### Your instructions
Leave out the pictures and repeat everything else in the records exactly.
***** Dataset rows
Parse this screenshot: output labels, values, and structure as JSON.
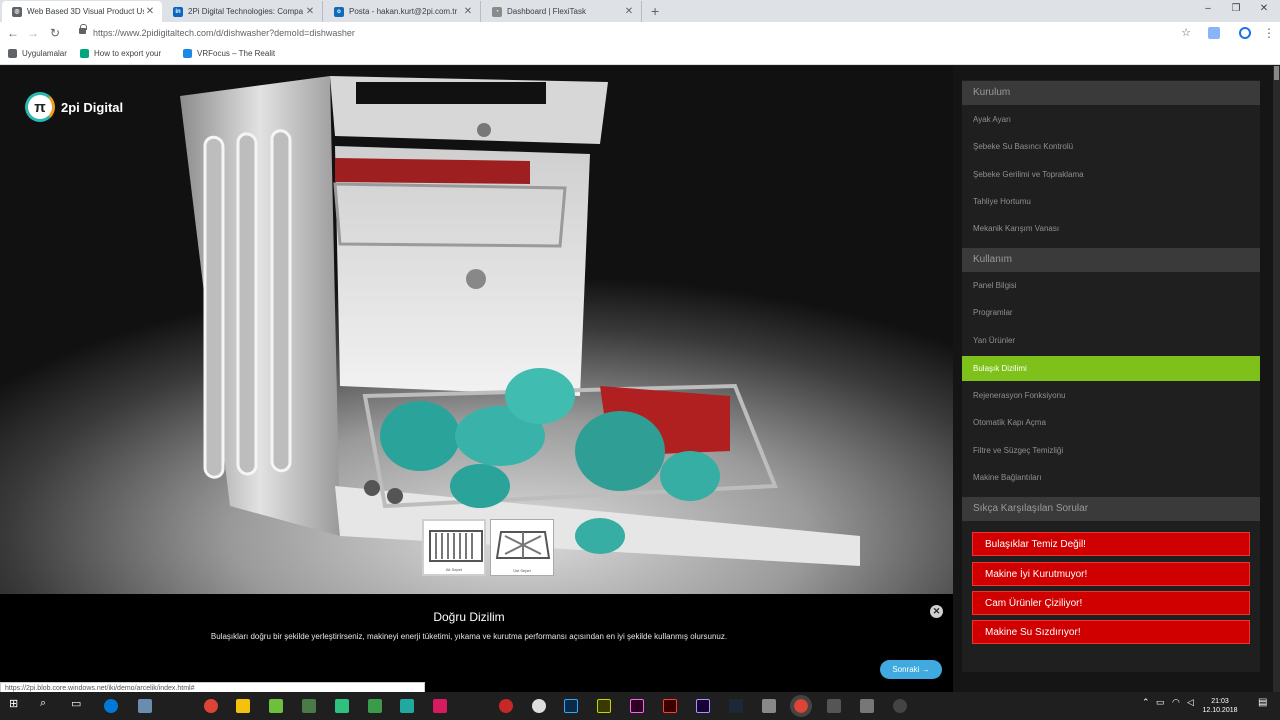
{
  "browser": {
    "tabs": [
      {
        "title": "Web Based 3D Visual Product Us",
        "active": true,
        "icon_color": "#5f6368"
      },
      {
        "title": "2Pi Digital Technologies: Compa",
        "active": false,
        "icon_color": "#0a66c2"
      },
      {
        "title": "Posta - hakan.kurt@2pi.com.tr",
        "active": false,
        "icon_color": "#0f6cbd"
      },
      {
        "title": "Dashboard | FlexiTask",
        "active": false,
        "icon_color": "#8a8a8a"
      }
    ],
    "new_tab": "+",
    "window_controls": {
      "minimize": "–",
      "maximize": "❐",
      "close": "✕"
    },
    "url": "https://www.2pidigitaltech.com/d/dishwasher?demoId=dishwasher",
    "bookmarks": [
      {
        "label": "Uygulamalar",
        "icon_color": "#5f6368"
      },
      {
        "label": "How to export your",
        "icon_color": "#00a67e"
      },
      {
        "label": "VRFocus – The Realit",
        "icon_color": "#1e88e5"
      }
    ]
  },
  "app": {
    "logo_symbol": "π",
    "logo_text": "2pi Digital",
    "thumbnails": [
      {
        "caption": "Alt Sepet",
        "selected": true
      },
      {
        "caption": "Üst Sepet",
        "selected": false
      }
    ],
    "info": {
      "title": "Doğru Dizilim",
      "description": "Bulaşıkları doğru bir şekilde yerleştirirseniz, makineyi enerji tüketimi, yıkama ve kurutma performansı açısından en iyi şekilde kullanmış olursunuz.",
      "close_symbol": "✕",
      "next_label": "Sonraki →"
    },
    "status_url": "https://2pi.blob.core.windows.net/iki/demo/arcelik/index.html#",
    "sidebar": {
      "sections": [
        {
          "title": "Kurulum",
          "items": [
            "Ayak Ayarı",
            "Şebeke Su Basıncı Kontrolü",
            "Şebeke Gerilimi ve Topraklama",
            "Tahliye Hortumu",
            "Mekanik Karışım Vanası"
          ]
        },
        {
          "title": "Kullanım",
          "items": [
            "Panel Bilgisi",
            "Programlar",
            "Yan Ürünler",
            "Bulaşık Dizilimi",
            "Rejenerasyon Fonksiyonu",
            "Otomatik Kapı Açma",
            "Filtre ve Süzgeç Temizliği",
            "Makine Bağlantıları"
          ]
        }
      ],
      "active_item": "Bulaşık Dizilimi",
      "active_color": "#7ec11a",
      "faq": {
        "title": "Sıkça Karşılaşılan Sorular",
        "items": [
          "Bulaşıklar Temiz Değil!",
          "Makine İyi Kurutmuyor!",
          "Cam Ürünler Çiziliyor!",
          "Makine Su Sızdırıyor!"
        ],
        "color": "#d00000"
      }
    }
  },
  "taskbar": {
    "time": "21:03",
    "date": "12.10.2018"
  }
}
**********
### Answer to this exercise
Parse this screenshot: output labels, values, and structure as JSON.
{
  "browser": {
    "tabs": [
      {
        "title": "Web Based 3D Visual Product Us",
        "active": true,
        "icon_color": "#5f6368"
      },
      {
        "title": "2Pi Digital Technologies: Compa",
        "active": false,
        "icon_color": "#0a66c2"
      },
      {
        "title": "Posta - hakan.kurt@2pi.com.tr",
        "active": false,
        "icon_color": "#0f6cbd"
      },
      {
        "title": "Dashboard | FlexiTask",
        "active": false,
        "icon_color": "#8a8a8a"
      }
    ],
    "new_tab": "+",
    "window_controls": {
      "minimize": "–",
      "maximize": "❐",
      "close": "✕"
    },
    "url": "https://www.2pidigitaltech.com/d/dishwasher?demoId=dishwasher",
    "bookmarks": [
      {
        "label": "Uygulamalar",
        "icon_color": "#5f6368"
      },
      {
        "label": "How to export your",
        "icon_color": "#00a67e"
      },
      {
        "label": "VRFocus – The Realit",
        "icon_color": "#1e88e5"
      }
    ]
  },
  "app": {
    "logo_symbol": "π",
    "logo_text": "2pi Digital",
    "thumbnails": [
      {
        "caption": "Alt Sepet",
        "selected": true
      },
      {
        "caption": "Üst Sepet",
        "selected": false
      }
    ],
    "info": {
      "title": "Doğru Dizilim",
      "description": "Bulaşıkları doğru bir şekilde yerleştirirseniz, makineyi enerji tüketimi, yıkama ve kurutma performansı açısından en iyi şekilde kullanmış olursunuz.",
      "close_symbol": "✕",
      "next_label": "Sonraki →"
    },
    "status_url": "https://2pi.blob.core.windows.net/iki/demo/arcelik/index.html#",
    "sidebar": {
      "sections": [
        {
          "title": "Kurulum",
          "items": [
            "Ayak Ayarı",
            "Şebeke Su Basıncı Kontrolü",
            "Şebeke Gerilimi ve Topraklama",
            "Tahliye Hortumu",
            "Mekanik Karışım Vanası"
          ]
        },
        {
          "title": "Kullanım",
          "items": [
            "Panel Bilgisi",
            "Programlar",
            "Yan Ürünler",
            "Bulaşık Dizilimi",
            "Rejenerasyon Fonksiyonu",
            "Otomatik Kapı Açma",
            "Filtre ve Süzgeç Temizliği",
            "Makine Bağlantıları"
          ]
        }
      ],
      "active_item": "Bulaşık Dizilimi",
      "active_color": "#7ec11a",
      "faq": {
        "title": "Sıkça Karşılaşılan Sorular",
        "items": [
          "Bulaşıklar Temiz Değil!",
          "Makine İyi Kurutmuyor!",
          "Cam Ürünler Çiziliyor!",
          "Makine Su Sızdırıyor!"
        ],
        "color": "#d00000"
      }
    }
  },
  "taskbar": {
    "time": "21:03",
    "date": "12.10.2018"
  }
}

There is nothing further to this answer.